*Reading text*
------------------------------------------------------------
The Colorado state IRS has taken possession of a building in East Fort Collins, Colorado that houses a warehouse and call center for failing to pay their taxes. The building’s tenants are currently under investigation by state and federal authorities.
State IRS officers seized the 22,000-square-foot building at Prospect Road and Interstate 25 last Thursday, forcing the businesses inside to shut down. The operators of businesses inside the building are CrossCountry Fulfillment, CrossCountry Windows and Siding, and K&K Siding and Windows who owe the IRS at least $200,000 in taxes and are alleged to have lied on their income tax returns. Furthermore, they also owe the state of Colorado at least $50,000. The building seizure has temporarily disrupted inbound calls to a local sexual assault crisis center and disrupted other businesses with inventory stuck inside.
The building itself is owned by a Colorado Springs-based company that has nothing to do with the businesses targeted by the IRS and the state. But as a result of the seizure, companies using CrossCountry to fill sales orders will have their business operations interrupted.
The building owner, John Cockson of Colorado Springs complained, “There’s an incredible amount of collateral damage here. I understand the state of Colorado and its position of wanting that money. But to mess around with the livelihood of myself and 40 other businesses, let alone the call center, to me, it’s inconceivable.”
------------------------------------------------------------
*Your instructions*
Continue the news article above about the tax seizure of the East Fort Collins building, picking up after its final paragraph.

*Data listing*
------------------------------------------------------------
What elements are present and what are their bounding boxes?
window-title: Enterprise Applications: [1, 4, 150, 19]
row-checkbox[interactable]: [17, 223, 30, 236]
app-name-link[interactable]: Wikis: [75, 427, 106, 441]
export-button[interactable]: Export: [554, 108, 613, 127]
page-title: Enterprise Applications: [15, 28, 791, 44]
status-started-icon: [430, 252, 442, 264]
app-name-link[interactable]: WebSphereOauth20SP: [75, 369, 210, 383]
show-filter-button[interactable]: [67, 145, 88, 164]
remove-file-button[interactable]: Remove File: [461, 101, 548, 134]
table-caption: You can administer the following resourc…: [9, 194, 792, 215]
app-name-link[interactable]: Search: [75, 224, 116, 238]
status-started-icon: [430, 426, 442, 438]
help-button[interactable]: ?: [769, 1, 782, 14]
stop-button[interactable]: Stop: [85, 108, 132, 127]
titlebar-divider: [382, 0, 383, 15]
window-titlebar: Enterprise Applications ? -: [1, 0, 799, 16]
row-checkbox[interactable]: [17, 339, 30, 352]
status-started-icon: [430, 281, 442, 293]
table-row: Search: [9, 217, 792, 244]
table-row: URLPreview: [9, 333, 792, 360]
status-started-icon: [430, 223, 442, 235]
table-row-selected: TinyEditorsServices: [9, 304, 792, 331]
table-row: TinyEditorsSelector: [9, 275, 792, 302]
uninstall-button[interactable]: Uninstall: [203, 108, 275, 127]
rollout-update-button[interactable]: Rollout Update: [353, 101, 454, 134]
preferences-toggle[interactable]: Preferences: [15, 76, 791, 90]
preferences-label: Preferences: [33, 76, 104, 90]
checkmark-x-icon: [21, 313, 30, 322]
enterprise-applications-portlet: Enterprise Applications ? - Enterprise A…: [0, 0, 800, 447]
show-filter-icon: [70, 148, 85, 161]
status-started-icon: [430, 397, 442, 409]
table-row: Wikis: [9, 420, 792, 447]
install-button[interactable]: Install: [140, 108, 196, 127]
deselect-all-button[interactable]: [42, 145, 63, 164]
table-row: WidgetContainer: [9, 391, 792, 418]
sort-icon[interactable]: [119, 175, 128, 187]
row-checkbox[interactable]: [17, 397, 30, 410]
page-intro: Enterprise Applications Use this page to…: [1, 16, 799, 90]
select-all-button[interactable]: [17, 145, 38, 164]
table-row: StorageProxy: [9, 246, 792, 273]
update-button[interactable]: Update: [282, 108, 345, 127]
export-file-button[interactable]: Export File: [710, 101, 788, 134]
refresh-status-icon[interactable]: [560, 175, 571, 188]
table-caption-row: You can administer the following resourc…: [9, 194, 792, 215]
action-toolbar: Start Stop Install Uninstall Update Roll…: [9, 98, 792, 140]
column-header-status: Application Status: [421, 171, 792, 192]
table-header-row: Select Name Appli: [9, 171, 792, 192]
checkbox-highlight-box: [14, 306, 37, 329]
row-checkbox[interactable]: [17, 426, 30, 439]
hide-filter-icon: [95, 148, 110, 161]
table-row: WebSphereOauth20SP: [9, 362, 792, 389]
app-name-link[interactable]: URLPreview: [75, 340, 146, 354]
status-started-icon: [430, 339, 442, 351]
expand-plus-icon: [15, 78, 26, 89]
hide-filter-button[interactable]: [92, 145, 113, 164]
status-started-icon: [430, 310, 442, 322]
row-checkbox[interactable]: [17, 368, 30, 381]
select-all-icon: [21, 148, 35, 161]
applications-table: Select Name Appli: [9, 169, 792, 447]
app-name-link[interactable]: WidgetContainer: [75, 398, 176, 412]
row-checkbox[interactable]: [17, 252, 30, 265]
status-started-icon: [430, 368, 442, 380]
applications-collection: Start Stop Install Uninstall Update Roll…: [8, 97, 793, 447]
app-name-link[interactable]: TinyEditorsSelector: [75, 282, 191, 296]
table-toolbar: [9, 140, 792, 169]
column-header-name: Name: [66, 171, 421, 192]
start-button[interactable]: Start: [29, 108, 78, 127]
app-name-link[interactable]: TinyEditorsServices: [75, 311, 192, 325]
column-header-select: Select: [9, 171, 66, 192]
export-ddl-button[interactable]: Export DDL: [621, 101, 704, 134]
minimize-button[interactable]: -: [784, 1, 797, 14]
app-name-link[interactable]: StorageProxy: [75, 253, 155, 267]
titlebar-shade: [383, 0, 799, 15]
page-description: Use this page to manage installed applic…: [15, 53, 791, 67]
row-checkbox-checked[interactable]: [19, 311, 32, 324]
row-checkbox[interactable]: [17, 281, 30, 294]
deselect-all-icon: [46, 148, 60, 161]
------------------------------------------------------------
*Result of this task*
The companies inside had operated an inbound contract call center for the Fort Collins-based Sexual Assault Victim Advocate Center for about five years. SAVA executive director Louann DeCoursey said when the building was seized, the call center stopped, and calls to the SAVA hotline went unanswered. SAVA typically receives a dozen or so calls a week. Since then SAVA has made crucial changes and has restored the hotline. Those who could not contact SAVA last week can now call (970) 472-4200.
Cockson said he was trying to get in touch with state IRS officials since he learned of the seizure last Friday but to no avail because Monday was a public holiday being Columbus Day. The building's doors have been locked and Cockson said he cannot do anything about it for now.
The building has been on the IRS’ radar since September last year when it sent an undercover agent to size up the operations inside before swooping in to seize computers and paperwork from a couple who previously served federal prison time for securities fraud and running a Ponzi scheme. The companies inside the building are associated companies run by Kay and William Kunzman who are alleged to be owing to the IRS at least $200,000 in federal taxes and lying in their income tax returns.